## start Dataset records

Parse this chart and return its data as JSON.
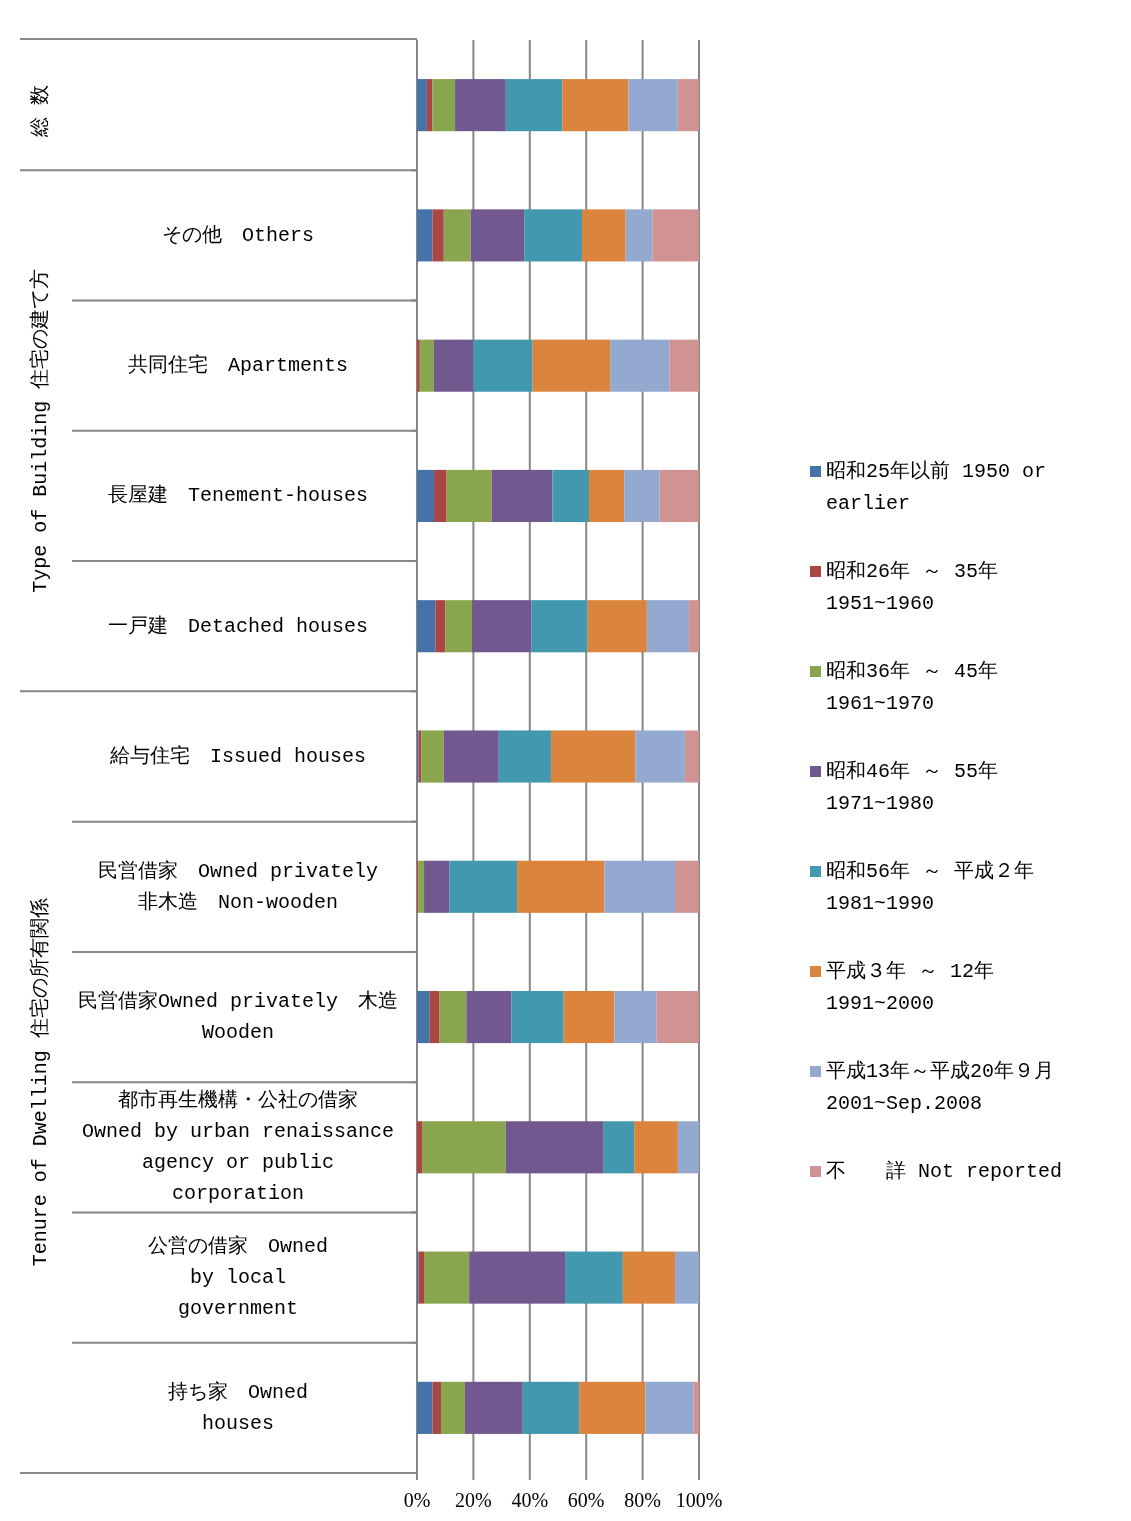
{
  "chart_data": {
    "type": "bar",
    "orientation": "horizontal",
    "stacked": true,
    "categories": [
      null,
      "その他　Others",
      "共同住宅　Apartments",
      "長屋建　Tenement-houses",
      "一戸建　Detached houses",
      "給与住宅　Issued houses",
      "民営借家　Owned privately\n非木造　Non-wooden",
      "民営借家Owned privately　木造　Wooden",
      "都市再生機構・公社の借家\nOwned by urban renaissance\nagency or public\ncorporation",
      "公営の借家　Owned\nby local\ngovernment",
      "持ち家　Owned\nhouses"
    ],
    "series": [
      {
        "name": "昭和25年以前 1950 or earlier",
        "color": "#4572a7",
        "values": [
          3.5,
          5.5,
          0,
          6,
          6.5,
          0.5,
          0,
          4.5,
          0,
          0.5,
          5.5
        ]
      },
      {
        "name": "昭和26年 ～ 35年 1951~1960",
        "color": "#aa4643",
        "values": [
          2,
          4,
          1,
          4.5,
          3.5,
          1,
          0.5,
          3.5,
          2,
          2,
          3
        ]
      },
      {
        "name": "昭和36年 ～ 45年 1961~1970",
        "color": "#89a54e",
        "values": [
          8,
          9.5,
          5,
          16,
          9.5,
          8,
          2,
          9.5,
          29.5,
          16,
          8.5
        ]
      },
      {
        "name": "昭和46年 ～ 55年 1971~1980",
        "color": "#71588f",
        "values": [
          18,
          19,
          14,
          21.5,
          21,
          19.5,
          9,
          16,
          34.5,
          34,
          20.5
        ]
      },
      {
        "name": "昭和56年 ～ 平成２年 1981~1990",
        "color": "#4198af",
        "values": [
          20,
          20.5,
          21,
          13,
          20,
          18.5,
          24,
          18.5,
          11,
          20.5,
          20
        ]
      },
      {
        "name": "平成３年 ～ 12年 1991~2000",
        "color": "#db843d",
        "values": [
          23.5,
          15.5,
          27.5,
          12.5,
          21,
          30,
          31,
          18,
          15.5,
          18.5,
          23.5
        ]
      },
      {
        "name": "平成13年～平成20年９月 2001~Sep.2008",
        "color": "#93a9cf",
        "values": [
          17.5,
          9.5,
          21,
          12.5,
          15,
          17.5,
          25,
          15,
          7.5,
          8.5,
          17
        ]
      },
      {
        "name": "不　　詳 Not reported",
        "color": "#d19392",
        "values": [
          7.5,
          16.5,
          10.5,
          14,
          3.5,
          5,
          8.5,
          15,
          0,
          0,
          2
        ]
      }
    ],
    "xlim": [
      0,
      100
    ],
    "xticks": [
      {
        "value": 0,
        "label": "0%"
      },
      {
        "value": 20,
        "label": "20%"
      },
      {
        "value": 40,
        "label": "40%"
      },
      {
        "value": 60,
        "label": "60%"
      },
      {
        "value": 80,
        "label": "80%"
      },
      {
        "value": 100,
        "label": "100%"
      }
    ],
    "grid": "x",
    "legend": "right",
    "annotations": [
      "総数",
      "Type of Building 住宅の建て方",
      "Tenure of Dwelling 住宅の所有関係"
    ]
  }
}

## end Dataset records

=== Goal ===
Pictures don't belong in the copy. Restate all the entries exactly.

=== Result for this exercise ===
Parse this chart and return its data as JSON.
{
  "chart_data": {
    "type": "bar",
    "orientation": "horizontal",
    "stacked": true,
    "categories": [
      null,
      "その他　Others",
      "共同住宅　Apartments",
      "長屋建　Tenement-houses",
      "一戸建　Detached houses",
      "給与住宅　Issued houses",
      "民営借家　Owned privately\n非木造　Non-wooden",
      "民営借家Owned privately　木造　Wooden",
      "都市再生機構・公社の借家\nOwned by urban renaissance\nagency or public\ncorporation",
      "公営の借家　Owned\nby local\ngovernment",
      "持ち家　Owned\nhouses"
    ],
    "series": [
      {
        "name": "昭和25年以前 1950 or earlier",
        "color": "#4572a7",
        "values": [
          3.5,
          5.5,
          0,
          6,
          6.5,
          0.5,
          0,
          4.5,
          0,
          0.5,
          5.5
        ]
      },
      {
        "name": "昭和26年 ～ 35年 1951~1960",
        "color": "#aa4643",
        "values": [
          2,
          4,
          1,
          4.5,
          3.5,
          1,
          0.5,
          3.5,
          2,
          2,
          3
        ]
      },
      {
        "name": "昭和36年 ～ 45年 1961~1970",
        "color": "#89a54e",
        "values": [
          8,
          9.5,
          5,
          16,
          9.5,
          8,
          2,
          9.5,
          29.5,
          16,
          8.5
        ]
      },
      {
        "name": "昭和46年 ～ 55年 1971~1980",
        "color": "#71588f",
        "values": [
          18,
          19,
          14,
          21.5,
          21,
          19.5,
          9,
          16,
          34.5,
          34,
          20.5
        ]
      },
      {
        "name": "昭和56年 ～ 平成２年 1981~1990",
        "color": "#4198af",
        "values": [
          20,
          20.5,
          21,
          13,
          20,
          18.5,
          24,
          18.5,
          11,
          20.5,
          20
        ]
      },
      {
        "name": "平成３年 ～ 12年 1991~2000",
        "color": "#db843d",
        "values": [
          23.5,
          15.5,
          27.5,
          12.5,
          21,
          30,
          31,
          18,
          15.5,
          18.5,
          23.5
        ]
      },
      {
        "name": "平成13年～平成20年９月 2001~Sep.2008",
        "color": "#93a9cf",
        "values": [
          17.5,
          9.5,
          21,
          12.5,
          15,
          17.5,
          25,
          15,
          7.5,
          8.5,
          17
        ]
      },
      {
        "name": "不　　詳 Not reported",
        "color": "#d19392",
        "values": [
          7.5,
          16.5,
          10.5,
          14,
          3.5,
          5,
          8.5,
          15,
          0,
          0,
          2
        ]
      }
    ],
    "xlim": [
      0,
      100
    ],
    "xticks": [
      {
        "value": 0,
        "label": "0%"
      },
      {
        "value": 20,
        "label": "20%"
      },
      {
        "value": 40,
        "label": "40%"
      },
      {
        "value": 60,
        "label": "60%"
      },
      {
        "value": 80,
        "label": "80%"
      },
      {
        "value": 100,
        "label": "100%"
      }
    ],
    "grid": "x",
    "legend": "right",
    "annotations": [
      "総数",
      "Type of Building 住宅の建て方",
      "Tenure of Dwelling 住宅の所有関係"
    ]
  }
}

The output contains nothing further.